--- TASK GOAL ---
Find the word "PERLAS" in the records below. List each line containing it.

--- MATERIAL PROVIDED ---

───

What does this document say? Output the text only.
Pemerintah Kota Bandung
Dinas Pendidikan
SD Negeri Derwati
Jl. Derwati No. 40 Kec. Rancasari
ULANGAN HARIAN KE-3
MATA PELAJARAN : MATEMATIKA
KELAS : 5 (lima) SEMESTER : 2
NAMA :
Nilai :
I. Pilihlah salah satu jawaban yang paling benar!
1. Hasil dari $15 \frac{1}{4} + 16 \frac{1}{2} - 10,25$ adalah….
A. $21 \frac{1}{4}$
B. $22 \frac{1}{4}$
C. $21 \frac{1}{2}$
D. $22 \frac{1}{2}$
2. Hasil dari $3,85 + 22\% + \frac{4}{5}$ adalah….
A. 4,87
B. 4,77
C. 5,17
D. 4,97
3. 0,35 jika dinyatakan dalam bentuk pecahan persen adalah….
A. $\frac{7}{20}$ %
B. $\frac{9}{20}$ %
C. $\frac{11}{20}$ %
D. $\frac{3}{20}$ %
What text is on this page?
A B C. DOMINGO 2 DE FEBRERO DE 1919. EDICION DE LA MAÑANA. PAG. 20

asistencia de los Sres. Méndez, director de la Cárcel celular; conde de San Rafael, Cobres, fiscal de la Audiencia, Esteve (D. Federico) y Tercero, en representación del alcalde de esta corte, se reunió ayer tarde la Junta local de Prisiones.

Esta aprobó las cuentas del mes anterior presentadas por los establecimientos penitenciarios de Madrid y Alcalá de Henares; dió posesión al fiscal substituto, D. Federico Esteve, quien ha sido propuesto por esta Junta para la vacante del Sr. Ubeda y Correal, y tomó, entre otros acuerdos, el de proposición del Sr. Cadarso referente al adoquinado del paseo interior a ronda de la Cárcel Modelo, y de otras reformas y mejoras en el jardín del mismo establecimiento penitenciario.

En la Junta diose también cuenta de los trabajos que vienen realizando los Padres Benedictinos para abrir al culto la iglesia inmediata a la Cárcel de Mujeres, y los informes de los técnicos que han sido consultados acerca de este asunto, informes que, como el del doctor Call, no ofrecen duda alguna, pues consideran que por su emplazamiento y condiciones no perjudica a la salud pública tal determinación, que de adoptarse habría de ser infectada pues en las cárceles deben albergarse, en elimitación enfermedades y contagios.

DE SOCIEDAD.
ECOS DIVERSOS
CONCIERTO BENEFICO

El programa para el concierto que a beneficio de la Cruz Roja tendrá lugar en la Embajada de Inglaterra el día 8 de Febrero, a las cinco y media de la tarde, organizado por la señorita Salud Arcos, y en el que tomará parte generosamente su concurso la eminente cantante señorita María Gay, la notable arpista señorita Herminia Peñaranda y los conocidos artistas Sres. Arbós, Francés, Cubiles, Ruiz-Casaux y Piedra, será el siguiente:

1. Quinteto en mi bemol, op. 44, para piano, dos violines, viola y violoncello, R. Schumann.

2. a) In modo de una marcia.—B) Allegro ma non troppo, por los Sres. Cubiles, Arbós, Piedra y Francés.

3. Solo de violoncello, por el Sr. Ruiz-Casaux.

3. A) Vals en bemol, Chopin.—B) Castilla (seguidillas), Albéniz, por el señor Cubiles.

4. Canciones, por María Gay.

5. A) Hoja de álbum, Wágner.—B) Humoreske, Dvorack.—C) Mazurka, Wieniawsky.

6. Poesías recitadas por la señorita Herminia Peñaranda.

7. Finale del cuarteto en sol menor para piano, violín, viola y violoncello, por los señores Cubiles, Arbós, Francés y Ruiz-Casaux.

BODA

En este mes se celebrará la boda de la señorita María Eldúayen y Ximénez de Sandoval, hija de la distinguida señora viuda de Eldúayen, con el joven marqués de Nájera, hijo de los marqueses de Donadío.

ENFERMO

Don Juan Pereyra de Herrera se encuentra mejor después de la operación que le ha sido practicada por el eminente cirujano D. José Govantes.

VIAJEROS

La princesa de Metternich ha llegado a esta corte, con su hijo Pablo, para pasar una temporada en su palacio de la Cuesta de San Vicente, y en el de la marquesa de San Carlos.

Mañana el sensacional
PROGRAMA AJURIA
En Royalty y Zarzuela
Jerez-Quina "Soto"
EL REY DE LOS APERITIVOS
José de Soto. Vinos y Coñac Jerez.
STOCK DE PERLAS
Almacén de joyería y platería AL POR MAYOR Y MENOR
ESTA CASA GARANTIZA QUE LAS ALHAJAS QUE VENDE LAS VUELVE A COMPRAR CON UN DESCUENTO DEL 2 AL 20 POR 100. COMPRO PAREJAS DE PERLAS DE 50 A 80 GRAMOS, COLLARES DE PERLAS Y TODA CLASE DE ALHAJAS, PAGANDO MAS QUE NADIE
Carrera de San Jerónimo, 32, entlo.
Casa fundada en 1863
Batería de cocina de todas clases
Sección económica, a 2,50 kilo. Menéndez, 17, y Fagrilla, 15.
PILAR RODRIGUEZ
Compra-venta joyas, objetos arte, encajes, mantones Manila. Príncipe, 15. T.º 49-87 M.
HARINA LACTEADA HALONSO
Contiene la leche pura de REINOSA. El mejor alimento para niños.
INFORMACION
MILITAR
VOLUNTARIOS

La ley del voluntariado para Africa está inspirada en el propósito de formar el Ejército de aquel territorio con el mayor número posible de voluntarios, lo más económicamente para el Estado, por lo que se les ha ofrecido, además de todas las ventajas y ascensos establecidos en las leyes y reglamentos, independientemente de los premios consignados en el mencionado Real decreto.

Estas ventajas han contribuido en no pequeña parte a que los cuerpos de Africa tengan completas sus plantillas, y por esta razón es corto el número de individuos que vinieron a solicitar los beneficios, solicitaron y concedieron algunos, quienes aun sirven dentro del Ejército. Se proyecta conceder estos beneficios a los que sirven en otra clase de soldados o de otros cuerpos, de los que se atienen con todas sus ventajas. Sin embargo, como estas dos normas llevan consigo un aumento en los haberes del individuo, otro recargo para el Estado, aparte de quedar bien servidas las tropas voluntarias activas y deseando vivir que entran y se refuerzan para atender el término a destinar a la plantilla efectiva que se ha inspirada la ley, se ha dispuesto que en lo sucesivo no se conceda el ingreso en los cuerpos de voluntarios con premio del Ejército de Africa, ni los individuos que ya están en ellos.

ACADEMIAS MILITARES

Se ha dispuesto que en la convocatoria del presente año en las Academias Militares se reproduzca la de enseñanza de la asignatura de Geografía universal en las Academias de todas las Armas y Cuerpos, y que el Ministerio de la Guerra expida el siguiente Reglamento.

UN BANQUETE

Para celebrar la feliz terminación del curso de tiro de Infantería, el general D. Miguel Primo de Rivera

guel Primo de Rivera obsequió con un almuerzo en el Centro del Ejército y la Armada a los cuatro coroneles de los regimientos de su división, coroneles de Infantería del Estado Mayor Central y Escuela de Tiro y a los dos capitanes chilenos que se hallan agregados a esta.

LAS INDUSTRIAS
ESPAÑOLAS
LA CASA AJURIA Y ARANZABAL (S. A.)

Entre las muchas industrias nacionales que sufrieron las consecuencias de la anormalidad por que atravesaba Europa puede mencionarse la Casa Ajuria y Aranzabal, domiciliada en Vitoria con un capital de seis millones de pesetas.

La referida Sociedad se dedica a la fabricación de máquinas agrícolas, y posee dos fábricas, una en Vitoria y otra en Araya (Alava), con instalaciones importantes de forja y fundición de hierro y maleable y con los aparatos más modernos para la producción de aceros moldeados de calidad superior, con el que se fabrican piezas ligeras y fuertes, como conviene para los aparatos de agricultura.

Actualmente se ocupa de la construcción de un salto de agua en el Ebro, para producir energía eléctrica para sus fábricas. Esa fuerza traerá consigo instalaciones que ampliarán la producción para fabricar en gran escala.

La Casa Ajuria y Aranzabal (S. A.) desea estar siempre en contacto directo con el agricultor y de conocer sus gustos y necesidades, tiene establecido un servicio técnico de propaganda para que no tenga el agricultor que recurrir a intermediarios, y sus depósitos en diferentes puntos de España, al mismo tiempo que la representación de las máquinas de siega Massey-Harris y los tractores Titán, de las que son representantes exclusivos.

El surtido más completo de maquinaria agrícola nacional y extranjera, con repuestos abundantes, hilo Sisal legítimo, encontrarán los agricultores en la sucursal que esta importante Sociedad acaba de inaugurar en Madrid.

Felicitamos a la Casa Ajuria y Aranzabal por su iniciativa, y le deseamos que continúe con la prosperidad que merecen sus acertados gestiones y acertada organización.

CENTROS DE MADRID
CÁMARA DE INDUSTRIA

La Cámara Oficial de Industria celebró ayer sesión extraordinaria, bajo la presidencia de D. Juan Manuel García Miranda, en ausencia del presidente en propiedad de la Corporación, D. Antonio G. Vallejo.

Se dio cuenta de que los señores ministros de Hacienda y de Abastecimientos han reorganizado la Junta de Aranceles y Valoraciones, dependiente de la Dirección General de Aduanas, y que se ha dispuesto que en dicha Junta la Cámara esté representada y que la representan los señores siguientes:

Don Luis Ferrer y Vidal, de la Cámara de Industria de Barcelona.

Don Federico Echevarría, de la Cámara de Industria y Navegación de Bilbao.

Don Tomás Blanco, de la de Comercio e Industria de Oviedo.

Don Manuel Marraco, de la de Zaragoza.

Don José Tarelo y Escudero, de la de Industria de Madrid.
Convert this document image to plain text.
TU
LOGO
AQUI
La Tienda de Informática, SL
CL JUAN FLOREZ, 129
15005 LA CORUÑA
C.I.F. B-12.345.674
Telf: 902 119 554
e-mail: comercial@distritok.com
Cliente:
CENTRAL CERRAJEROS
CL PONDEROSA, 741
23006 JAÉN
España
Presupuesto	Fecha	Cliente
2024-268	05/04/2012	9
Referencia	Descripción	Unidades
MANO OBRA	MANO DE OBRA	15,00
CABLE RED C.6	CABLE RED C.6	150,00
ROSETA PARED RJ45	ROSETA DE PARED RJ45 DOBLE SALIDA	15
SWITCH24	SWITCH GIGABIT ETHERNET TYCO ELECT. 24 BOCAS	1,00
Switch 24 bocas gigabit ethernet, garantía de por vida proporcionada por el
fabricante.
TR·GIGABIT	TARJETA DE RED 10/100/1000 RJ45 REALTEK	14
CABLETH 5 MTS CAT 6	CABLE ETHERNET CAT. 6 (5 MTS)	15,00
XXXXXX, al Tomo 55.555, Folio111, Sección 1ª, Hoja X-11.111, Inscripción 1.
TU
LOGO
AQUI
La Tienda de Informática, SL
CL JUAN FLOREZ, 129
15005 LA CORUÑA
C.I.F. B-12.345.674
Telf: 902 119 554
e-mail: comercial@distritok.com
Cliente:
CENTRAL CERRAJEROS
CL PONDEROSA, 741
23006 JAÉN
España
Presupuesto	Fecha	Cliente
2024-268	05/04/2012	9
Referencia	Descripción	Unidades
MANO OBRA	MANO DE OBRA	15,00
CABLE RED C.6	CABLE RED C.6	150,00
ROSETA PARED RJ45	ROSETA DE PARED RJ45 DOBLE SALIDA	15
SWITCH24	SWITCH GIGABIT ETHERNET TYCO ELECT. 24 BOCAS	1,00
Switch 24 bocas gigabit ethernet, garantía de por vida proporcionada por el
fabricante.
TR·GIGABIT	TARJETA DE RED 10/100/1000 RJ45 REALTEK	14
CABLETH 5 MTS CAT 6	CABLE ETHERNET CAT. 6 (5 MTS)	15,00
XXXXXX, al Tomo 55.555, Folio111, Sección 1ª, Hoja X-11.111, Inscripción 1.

───

--- OUTPUT ---
STOCK DE PERLAS
ESTA CASA GARANTIZA QUE LAS ALHAJAS QUE VENDE LAS VUELVE A COMPRAR CON UN DESCUENTO DEL 2 AL 20 POR 100. COMPRO PAREJAS DE PERLAS DE 50 A 80 GRAMOS, COLLARES DE PERLAS Y TODA CLASE DE ALHAJAS, PAGANDO MAS QUE NADIE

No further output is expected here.